#### DATA SHOWN
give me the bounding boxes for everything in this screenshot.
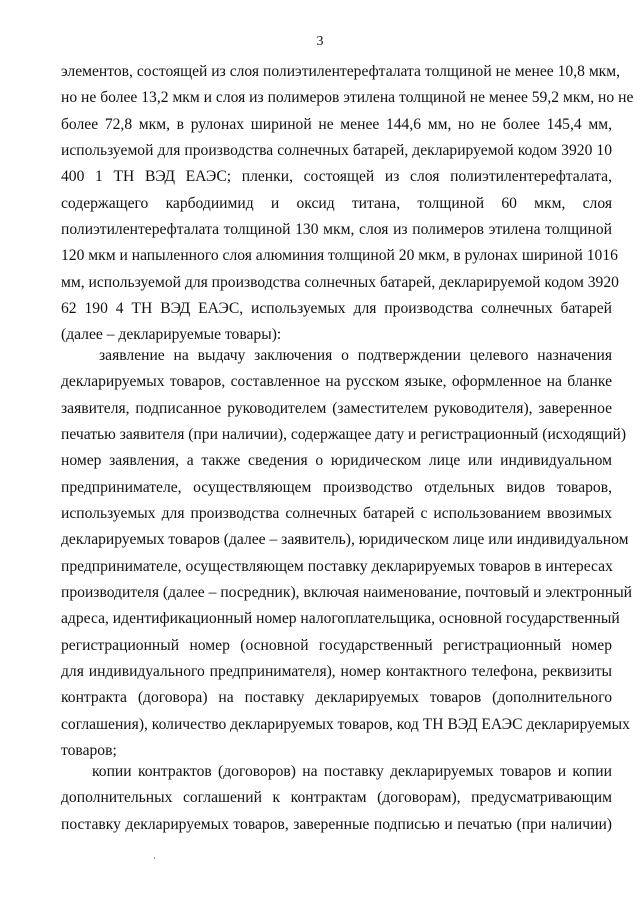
text-line: полиэтилентерефталата толщиной 130 мкм, слоя из полимеров этилена толщиной (61, 221, 612, 239)
text-line: (далее – декларируемые товары): (61, 326, 282, 344)
paragraph-2 (61, 343, 633, 765)
text-line: заявление на выдачу заключения о подтверждении целевого назначения (99, 347, 612, 364)
paragraph-3 (61, 759, 612, 838)
text-line: элементов, состоящей из слоя полиэтилентерефталата толщиной не менее 10,8 мкм, (61, 63, 621, 80)
text-line: но не более 13,2 мкм и слоя из полимеров этилена толщиной не менее 59,2 мкм, но не (61, 89, 634, 107)
text-line: номер заявления, а также сведения о юридическом лице или индивидуальном (61, 452, 612, 470)
text-line: предпринимателе, осуществляющем производство отдельных видов товаров, (61, 478, 612, 496)
text-line: печатью заявителя (при наличии), содержащее дату и регистрационный (исходящий) (61, 426, 627, 444)
text-line: дополнительных соглашений к контрактам (договорам), предусматривающим (61, 789, 612, 807)
text-line: мм, используемой для производства солнечных батарей, декларируемой кодом 3920 (61, 273, 619, 291)
text-line: декларируемых товаров (далее – заявитель), юридическом лице или индивидуальном (61, 531, 629, 549)
text-line: используемых для производства солнечных батарей с использованием ввозимых (61, 505, 612, 523)
paragraph-1 (61, 59, 634, 349)
text-line: 400 1 ТН ВЭД ЕАЭС; пленки, состоящей из слоя полиэтилентерефталата, (61, 168, 612, 186)
text-line: для индивидуального предпринимателя), номер контактного телефона, реквизиты (61, 663, 612, 681)
text-line: регистрационный номер (основной государственный регистрационный номер (61, 636, 612, 654)
text-line: содержащего карбодиимид и оксид титана, толщиной 60 мкм, слоя (61, 194, 612, 212)
text-line: соглашения), количество декларируемых товаров, код ТН ВЭД ЕАЭС декларируемых (61, 715, 630, 733)
text-line: товаров; (61, 742, 117, 760)
page-number: 3 (316, 34, 324, 49)
text-line: копии контрактов (договоров) на поставку декларируемых товаров и копии (92, 763, 612, 780)
text-line: 120 мкм и напыленного слоя алюминия толщиной 20 мкм, в рулонах шириной 1016 (61, 247, 618, 265)
text-line: используемой для производства солнечных батарей, декларируемой кодом 3920 10 (61, 142, 612, 160)
text-line: адреса, идентификационный номер налогоплательщика, основной государственный (61, 610, 620, 628)
text-line: 62 190 4 ТН ВЭД ЕАЭС, используемых для производства солнечных батарей (61, 300, 612, 318)
text-line: декларируемых товаров, составленное на русском языке, оформленное на бланке (61, 373, 612, 391)
text-line: заявителя, подписанное руководителем (заместителем руководителя), заверенное (61, 399, 612, 417)
text-line: производителя (далее – посредник), включая наименование, почтовый и электронный (61, 584, 633, 602)
text-line: предпринимателе, осуществляющем поставку декларируемых товаров в интересах (61, 557, 613, 575)
text-line: контракта (договора) на поставку декларируемых товаров (дополнительного (61, 689, 612, 707)
text-line: более 72,8 мкм, в рулонах шириной не менее 144,6 мм, но не более 145,4 мм, (61, 115, 612, 133)
scan-speck (154, 857, 155, 859)
text-line: поставку декларируемых товаров, заверенные подписью и печатью (при наличии) (61, 815, 612, 833)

#### REQUIREMENT
Set down all of the rows above verbatim, leaving out the picture.

#### WRITTEN REPLY
give me the bounding boxes for everything in this screenshot.
text-line: полиэтилентерефталата толщиной 130 мкм, слоя из полимеров этилена толщиной (61, 221, 612, 239)
text-line: (далее – декларируемые товары): (61, 326, 282, 344)
paragraph-2 (61, 343, 633, 765)
text-line: заявление на выдачу заключения о подтверждении целевого назначения (99, 347, 612, 364)
paragraph-3 (61, 759, 612, 838)
text-line: элементов, состоящей из слоя полиэтилентерефталата толщиной не менее 10,8 мкм, (61, 63, 621, 80)
text-line: но не более 13,2 мкм и слоя из полимеров этилена толщиной не менее 59,2 мкм, но не (61, 89, 634, 107)
text-line: номер заявления, а также сведения о юридическом лице или индивидуальном (61, 452, 612, 470)
text-line: предпринимателе, осуществляющем производство отдельных видов товаров, (61, 478, 612, 496)
text-line: печатью заявителя (при наличии), содержащее дату и регистрационный (исходящий) (61, 426, 627, 444)
text-line: дополнительных соглашений к контрактам (договорам), предусматривающим (61, 789, 612, 807)
text-line: мм, используемой для производства солнечных батарей, декларируемой кодом 3920 (61, 273, 619, 291)
text-line: декларируемых товаров (далее – заявитель), юридическом лице или индивидуальном (61, 531, 629, 549)
text-line: используемых для производства солнечных батарей с использованием ввозимых (61, 505, 612, 523)
paragraph-1 (61, 59, 634, 349)
text-line: 400 1 ТН ВЭД ЕАЭС; пленки, состоящей из слоя полиэтилентерефталата, (61, 168, 612, 186)
text-line: для индивидуального предпринимателя), номер контактного телефона, реквизиты (61, 663, 612, 681)
text-line: регистрационный номер (основной государственный регистрационный номер (61, 636, 612, 654)
text-line: содержащего карбодиимид и оксид титана, толщиной 60 мкм, слоя (61, 194, 612, 212)
text-line: соглашения), количество декларируемых товаров, код ТН ВЭД ЕАЭС декларируемых (61, 715, 630, 733)
text-line: товаров; (61, 742, 117, 760)
page-number: 3 (316, 34, 324, 49)
text-line: копии контрактов (договоров) на поставку декларируемых товаров и копии (92, 763, 612, 780)
text-line: 120 мкм и напыленного слоя алюминия толщиной 20 мкм, в рулонах шириной 1016 (61, 247, 618, 265)
text-line: используемой для производства солнечных батарей, декларируемой кодом 3920 10 (61, 142, 612, 160)
text-line: адреса, идентификационный номер налогоплательщика, основной государственный (61, 610, 620, 628)
text-line: 62 190 4 ТН ВЭД ЕАЭС, используемых для производства солнечных батарей (61, 300, 612, 318)
text-line: декларируемых товаров, составленное на русском языке, оформленное на бланке (61, 373, 612, 391)
text-line: заявителя, подписанное руководителем (заместителем руководителя), заверенное (61, 399, 612, 417)
text-line: производителя (далее – посредник), включая наименование, почтовый и электронный (61, 584, 633, 602)
text-line: предпринимателе, осуществляющем поставку декларируемых товаров в интересах (61, 557, 613, 575)
text-line: контракта (договора) на поставку декларируемых товаров (дополнительного (61, 689, 612, 707)
text-line: более 72,8 мкм, в рулонах шириной не менее 144,6 мм, но не более 145,4 мм, (61, 115, 612, 133)
scan-speck (154, 857, 155, 859)
text-line: поставку декларируемых товаров, заверенные подписью и печатью (при наличии) (61, 815, 612, 833)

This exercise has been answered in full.